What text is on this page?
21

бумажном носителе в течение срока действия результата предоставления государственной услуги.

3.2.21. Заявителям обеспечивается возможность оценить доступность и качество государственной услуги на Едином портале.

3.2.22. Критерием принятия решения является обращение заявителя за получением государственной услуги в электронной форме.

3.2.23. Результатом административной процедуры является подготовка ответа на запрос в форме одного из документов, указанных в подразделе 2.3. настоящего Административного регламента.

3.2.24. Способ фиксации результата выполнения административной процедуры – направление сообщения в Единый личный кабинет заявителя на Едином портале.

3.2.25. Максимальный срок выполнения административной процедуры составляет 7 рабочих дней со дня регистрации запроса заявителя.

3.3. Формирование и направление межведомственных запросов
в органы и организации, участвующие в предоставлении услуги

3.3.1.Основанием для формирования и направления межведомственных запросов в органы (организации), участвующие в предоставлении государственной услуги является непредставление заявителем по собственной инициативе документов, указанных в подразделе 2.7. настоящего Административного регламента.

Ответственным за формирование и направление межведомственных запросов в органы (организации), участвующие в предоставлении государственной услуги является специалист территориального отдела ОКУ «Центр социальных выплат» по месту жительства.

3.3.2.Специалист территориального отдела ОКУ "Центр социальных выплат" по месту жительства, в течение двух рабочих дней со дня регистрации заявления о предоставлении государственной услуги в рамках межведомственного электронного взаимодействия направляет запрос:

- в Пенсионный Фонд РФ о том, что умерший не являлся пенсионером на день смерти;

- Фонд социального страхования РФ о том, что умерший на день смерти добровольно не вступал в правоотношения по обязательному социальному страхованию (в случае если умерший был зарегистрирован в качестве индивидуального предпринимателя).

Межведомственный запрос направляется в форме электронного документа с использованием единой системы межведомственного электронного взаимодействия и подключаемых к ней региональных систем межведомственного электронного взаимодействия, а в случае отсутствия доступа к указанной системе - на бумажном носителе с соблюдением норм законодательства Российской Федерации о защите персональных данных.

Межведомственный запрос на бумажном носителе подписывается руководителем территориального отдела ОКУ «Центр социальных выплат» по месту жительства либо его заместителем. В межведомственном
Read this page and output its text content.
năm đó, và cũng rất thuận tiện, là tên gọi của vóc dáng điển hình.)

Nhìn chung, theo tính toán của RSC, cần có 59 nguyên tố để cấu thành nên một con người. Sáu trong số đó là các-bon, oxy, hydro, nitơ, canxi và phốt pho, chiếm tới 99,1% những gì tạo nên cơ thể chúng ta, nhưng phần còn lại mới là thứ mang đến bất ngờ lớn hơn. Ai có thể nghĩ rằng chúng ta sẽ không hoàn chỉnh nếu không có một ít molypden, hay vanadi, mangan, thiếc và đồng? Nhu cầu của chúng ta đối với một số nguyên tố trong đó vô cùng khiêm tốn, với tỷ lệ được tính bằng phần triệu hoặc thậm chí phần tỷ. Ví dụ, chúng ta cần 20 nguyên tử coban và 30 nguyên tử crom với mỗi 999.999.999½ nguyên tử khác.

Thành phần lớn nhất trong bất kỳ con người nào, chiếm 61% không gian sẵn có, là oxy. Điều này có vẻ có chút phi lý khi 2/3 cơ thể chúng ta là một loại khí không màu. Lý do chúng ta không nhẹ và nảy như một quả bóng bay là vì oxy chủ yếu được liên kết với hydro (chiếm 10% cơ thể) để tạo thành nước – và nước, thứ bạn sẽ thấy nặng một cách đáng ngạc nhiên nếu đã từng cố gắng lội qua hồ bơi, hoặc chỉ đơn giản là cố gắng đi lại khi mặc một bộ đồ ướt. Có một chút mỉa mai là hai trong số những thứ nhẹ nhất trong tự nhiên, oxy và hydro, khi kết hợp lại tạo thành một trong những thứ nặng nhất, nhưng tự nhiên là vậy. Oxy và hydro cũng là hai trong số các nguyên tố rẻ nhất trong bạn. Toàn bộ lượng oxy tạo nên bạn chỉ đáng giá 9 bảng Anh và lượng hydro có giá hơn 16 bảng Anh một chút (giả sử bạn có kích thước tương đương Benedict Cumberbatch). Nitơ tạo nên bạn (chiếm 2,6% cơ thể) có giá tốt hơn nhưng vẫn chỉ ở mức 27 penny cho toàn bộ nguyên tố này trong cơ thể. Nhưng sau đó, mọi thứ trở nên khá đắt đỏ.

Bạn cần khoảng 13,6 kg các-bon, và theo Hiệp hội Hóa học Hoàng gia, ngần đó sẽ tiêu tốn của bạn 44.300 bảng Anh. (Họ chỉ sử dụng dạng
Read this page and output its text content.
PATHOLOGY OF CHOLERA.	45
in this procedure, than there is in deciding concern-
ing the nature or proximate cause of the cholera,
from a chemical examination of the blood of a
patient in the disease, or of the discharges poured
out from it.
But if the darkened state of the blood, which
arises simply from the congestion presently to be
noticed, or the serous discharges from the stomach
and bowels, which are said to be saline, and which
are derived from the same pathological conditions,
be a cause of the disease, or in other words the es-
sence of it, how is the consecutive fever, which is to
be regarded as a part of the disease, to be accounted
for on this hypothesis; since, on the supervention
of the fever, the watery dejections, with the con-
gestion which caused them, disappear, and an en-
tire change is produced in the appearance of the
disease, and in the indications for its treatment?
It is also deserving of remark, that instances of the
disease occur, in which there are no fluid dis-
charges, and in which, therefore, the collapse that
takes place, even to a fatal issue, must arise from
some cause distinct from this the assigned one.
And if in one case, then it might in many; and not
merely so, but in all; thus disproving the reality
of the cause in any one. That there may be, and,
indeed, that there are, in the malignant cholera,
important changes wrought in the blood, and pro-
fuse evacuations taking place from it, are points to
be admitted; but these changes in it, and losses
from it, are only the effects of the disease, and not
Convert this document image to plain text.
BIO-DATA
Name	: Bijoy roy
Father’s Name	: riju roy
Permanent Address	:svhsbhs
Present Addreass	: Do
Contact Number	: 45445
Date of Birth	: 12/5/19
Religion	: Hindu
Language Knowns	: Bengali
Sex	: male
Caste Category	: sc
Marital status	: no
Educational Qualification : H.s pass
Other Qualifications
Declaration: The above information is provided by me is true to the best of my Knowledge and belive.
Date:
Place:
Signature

§ Exercise details: Copy every record exactly, with nothing added or dropped.

§ Solution for this task:
What text is on this page?
21

бумажном носителе в течение срока действия результата предоставления государственной услуги.

3.2.21. Заявителям обеспечивается возможность оценить доступность и качество государственной услуги на Едином портале.

3.2.22. Критерием принятия решения является обращение заявителя за получением государственной услуги в электронной форме.

3.2.23. Результатом административной процедуры является подготовка ответа на запрос в форме одного из документов, указанных в подразделе 2.3. настоящего Административного регламента.

3.2.24. Способ фиксации результата выполнения административной процедуры – направление сообщения в Единый личный кабинет заявителя на Едином портале.

3.2.25. Максимальный срок выполнения административной процедуры составляет 7 рабочих дней со дня регистрации запроса заявителя.

3.3. Формирование и направление межведомственных запросов
в органы и организации, участвующие в предоставлении услуги

3.3.1.Основанием для формирования и направления межведомственных запросов в органы (организации), участвующие в предоставлении государственной услуги является непредставление заявителем по собственной инициативе документов, указанных в подразделе 2.7. настоящего Административного регламента.

Ответственным за формирование и направление межведомственных запросов в органы (организации), участвующие в предоставлении государственной услуги является специалист территориального отдела ОКУ «Центр социальных выплат» по месту жительства.

3.3.2.Специалист территориального отдела ОКУ "Центр социальных выплат" по месту жительства, в течение двух рабочих дней со дня регистрации заявления о предоставлении государственной услуги в рамках межведомственного электронного взаимодействия направляет запрос:

- в Пенсионный Фонд РФ о том, что умерший не являлся пенсионером на день смерти;

- Фонд социального страхования РФ о том, что умерший на день смерти добровольно не вступал в правоотношения по обязательному социальному страхованию (в случае если умерший был зарегистрирован в качестве индивидуального предпринимателя).

Межведомственный запрос направляется в форме электронного документа с использованием единой системы межведомственного электронного взаимодействия и подключаемых к ней региональных систем межведомственного электронного взаимодействия, а в случае отсутствия доступа к указанной системе - на бумажном носителе с соблюдением норм законодательства Российской Федерации о защите персональных данных.

Межведомственный запрос на бумажном носителе подписывается руководителем территориального отдела ОКУ «Центр социальных выплат» по месту жительства либо его заместителем. В межведомственном
Read this page and output its text content.
năm đó, và cũng rất thuận tiện, là tên gọi của vóc dáng điển hình.)

Nhìn chung, theo tính toán của RSC, cần có 59 nguyên tố để cấu thành nên một con người. Sáu trong số đó là các-bon, oxy, hydro, nitơ, canxi và phốt pho, chiếm tới 99,1% những gì tạo nên cơ thể chúng ta, nhưng phần còn lại mới là thứ mang đến bất ngờ lớn hơn. Ai có thể nghĩ rằng chúng ta sẽ không hoàn chỉnh nếu không có một ít molypden, hay vanadi, mangan, thiếc và đồng? Nhu cầu của chúng ta đối với một số nguyên tố trong đó vô cùng khiêm tốn, với tỷ lệ được tính bằng phần triệu hoặc thậm chí phần tỷ. Ví dụ, chúng ta cần 20 nguyên tử coban và 30 nguyên tử crom với mỗi 999.999.999½ nguyên tử khác.

Thành phần lớn nhất trong bất kỳ con người nào, chiếm 61% không gian sẵn có, là oxy. Điều này có vẻ có chút phi lý khi 2/3 cơ thể chúng ta là một loại khí không màu. Lý do chúng ta không nhẹ và nảy như một quả bóng bay là vì oxy chủ yếu được liên kết với hydro (chiếm 10% cơ thể) để tạo thành nước – và nước, thứ bạn sẽ thấy nặng một cách đáng ngạc nhiên nếu đã từng cố gắng lội qua hồ bơi, hoặc chỉ đơn giản là cố gắng đi lại khi mặc một bộ đồ ướt. Có một chút mỉa mai là hai trong số những thứ nhẹ nhất trong tự nhiên, oxy và hydro, khi kết hợp lại tạo thành một trong những thứ nặng nhất, nhưng tự nhiên là vậy. Oxy và hydro cũng là hai trong số các nguyên tố rẻ nhất trong bạn. Toàn bộ lượng oxy tạo nên bạn chỉ đáng giá 9 bảng Anh và lượng hydro có giá hơn 16 bảng Anh một chút (giả sử bạn có kích thước tương đương Benedict Cumberbatch). Nitơ tạo nên bạn (chiếm 2,6% cơ thể) có giá tốt hơn nhưng vẫn chỉ ở mức 27 penny cho toàn bộ nguyên tố này trong cơ thể. Nhưng sau đó, mọi thứ trở nên khá đắt đỏ.

Bạn cần khoảng 13,6 kg các-bon, và theo Hiệp hội Hóa học Hoàng gia, ngần đó sẽ tiêu tốn của bạn 44.300 bảng Anh. (Họ chỉ sử dụng dạng
Read this page and output its text content.
PATHOLOGY OF CHOLERA.	45
in this procedure, than there is in deciding concern-
ing the nature or proximate cause of the cholera,
from a chemical examination of the blood of a
patient in the disease, or of the discharges poured
out from it.
But if the darkened state of the blood, which
arises simply from the congestion presently to be
noticed, or the serous discharges from the stomach
and bowels, which are said to be saline, and which
are derived from the same pathological conditions,
be a cause of the disease, or in other words the es-
sence of it, how is the consecutive fever, which is to
be regarded as a part of the disease, to be accounted
for on this hypothesis; since, on the supervention
of the fever, the watery dejections, with the con-
gestion which caused them, disappear, and an en-
tire change is produced in the appearance of the
disease, and in the indications for its treatment?
It is also deserving of remark, that instances of the
disease occur, in which there are no fluid dis-
charges, and in which, therefore, the collapse that
takes place, even to a fatal issue, must arise from
some cause distinct from this the assigned one.
And if in one case, then it might in many; and not
merely so, but in all; thus disproving the reality
of the cause in any one. That there may be, and,
indeed, that there are, in the malignant cholera,
important changes wrought in the blood, and pro-
fuse evacuations taking place from it, are points to
be admitted; but these changes in it, and losses
from it, are only the effects of the disease, and not
Convert this document image to plain text.
BIO-DATA
Name	: Bijoy roy
Father’s Name	: riju roy
Permanent Address	:svhsbhs
Present Addreass	: Do
Contact Number	: 45445
Date of Birth	: 12/5/19
Religion	: Hindu
Language Knowns	: Bengali
Sex	: male
Caste Category	: sc
Marital status	: no
Educational Qualification : H.s pass
Other Qualifications
Declaration: The above information is provided by me is true to the best of my Knowledge and belive.
Date:
Place:
Signature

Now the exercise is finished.